RECORDS SHOWN:
****************************************
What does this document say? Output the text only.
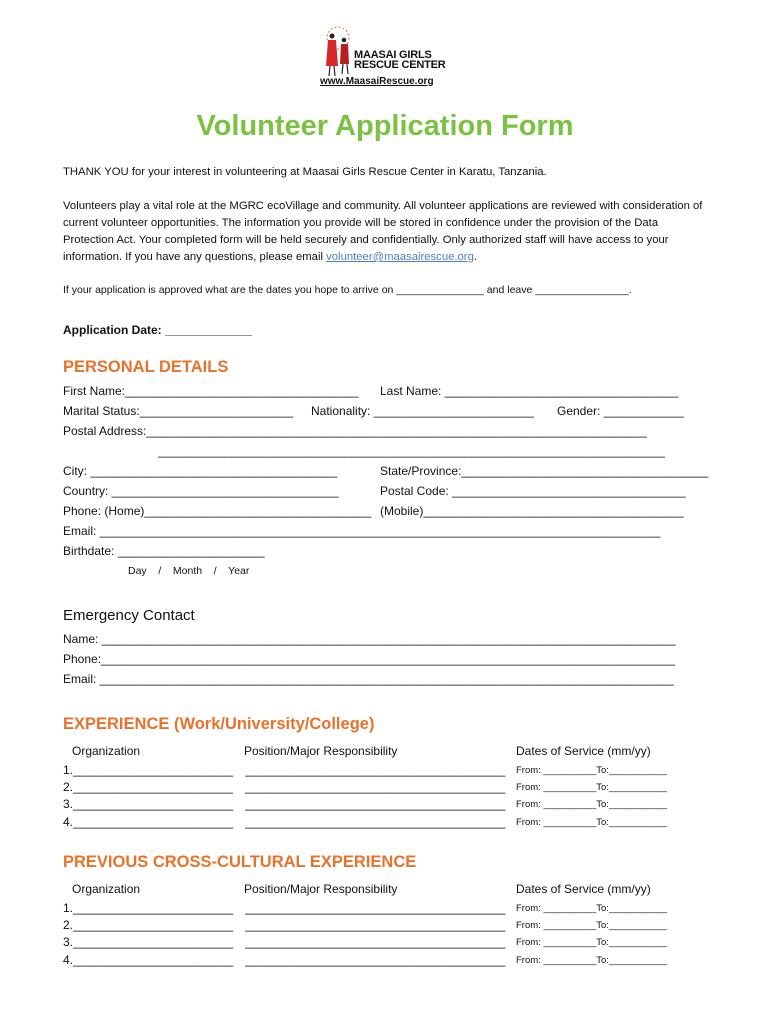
MAASAI GIRLS
RESCUE CENTER
www.MaasaiRescue.org
Volunteer Application Form
THANK YOU for your interest in volunteering at Maasai Girls Rescue Center in Karatu, Tanzania.
Volunteers play a vital role at the MGRC ecoVillage and community. All volunteer applications are reviewed with consideration of current volunteer opportunities. The information you provide will be stored in confidence under the provision of the Data Protection Act. Your completed form will be held securely and confidentially. Only authorized staff will have access to your information. If you have any questions, please email volunteer@maasairescue.org.
If your application is approved what are the dates you hope to arrive on _______________ and leave ________________.
Application Date: _____________
PERSONAL DETAILS
First Name:___________________________________ Last Name: ___________________________________
Marital Status:_______________________ Nationality: ________________________ Gender: ____________
Postal Address:___________________________________________________________________________
____________________________________________________________________________
City: _____________________________________	State/Province:_____________________________________
Country: __________________________________	Postal Code: ___________________________________
Phone: (Home)__________________________________ (Mobile)_______________________________________
Email: ____________________________________________________________________________________
Birthdate: ______________________
Day    /    Month    /    Year
Emergency Contact
Name: ______________________________________________________________________________________
Phone:______________________________________________________________________________________
Email: ______________________________________________________________________________________
EXPERIENCE (Work/University/College)
Organization	Position/Major Responsibility	Dates of Service (mm/yy)
1.________________________ _______________________________________	From: __________To:___________
2.________________________ _______________________________________	From: __________To:___________
3.________________________ _______________________________________	From: __________To:___________
4.________________________ _______________________________________	From: __________To:___________
PREVIOUS CROSS-CULTURAL EXPERIENCE
Organization	Position/Major Responsibility	Dates of Service (mm/yy)
1.________________________ _______________________________________	From: __________To:___________
2.________________________ _______________________________________	From: __________To:___________
3.________________________ _______________________________________	From: __________To:___________
4.________________________ _______________________________________	From: __________To:___________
****************************************
REQUIRED TASK:
Make an exact copy of the whole listing, but don't bring over any pictures.

SOLUTION TO THIS EXERCISE:
What does this document say? Output the text only.
MAASAI GIRLS
RESCUE CENTER
www.MaasaiRescue.org
Volunteer Application Form
THANK YOU for your interest in volunteering at Maasai Girls Rescue Center in Karatu, Tanzania.
Volunteers play a vital role at the MGRC ecoVillage and community. All volunteer applications are reviewed with consideration of current volunteer opportunities. The information you provide will be stored in confidence under the provision of the Data Protection Act. Your completed form will be held securely and confidentially. Only authorized staff will have access to your information. If you have any questions, please email volunteer@maasairescue.org.
If your application is approved what are the dates you hope to arrive on _______________ and leave ________________.
Application Date: _____________
PERSONAL DETAILS
First Name:___________________________________ Last Name: ___________________________________
Marital Status:_______________________ Nationality: ________________________ Gender: ____________
Postal Address:___________________________________________________________________________
____________________________________________________________________________
City: _____________________________________	State/Province:_____________________________________
Country: __________________________________	Postal Code: ___________________________________
Phone: (Home)__________________________________ (Mobile)_______________________________________
Email: ____________________________________________________________________________________
Birthdate: ______________________
Day    /    Month    /    Year
Emergency Contact
Name: ______________________________________________________________________________________
Phone:______________________________________________________________________________________
Email: ______________________________________________________________________________________
EXPERIENCE (Work/University/College)
Organization	Position/Major Responsibility	Dates of Service (mm/yy)
1.________________________ _______________________________________	From: __________To:___________
2.________________________ _______________________________________	From: __________To:___________
3.________________________ _______________________________________	From: __________To:___________
4.________________________ _______________________________________	From: __________To:___________
PREVIOUS CROSS-CULTURAL EXPERIENCE
Organization	Position/Major Responsibility	Dates of Service (mm/yy)
1.________________________ _______________________________________	From: __________To:___________
2.________________________ _______________________________________	From: __________To:___________
3.________________________ _______________________________________	From: __________To:___________
4.________________________ _______________________________________	From: __________To:___________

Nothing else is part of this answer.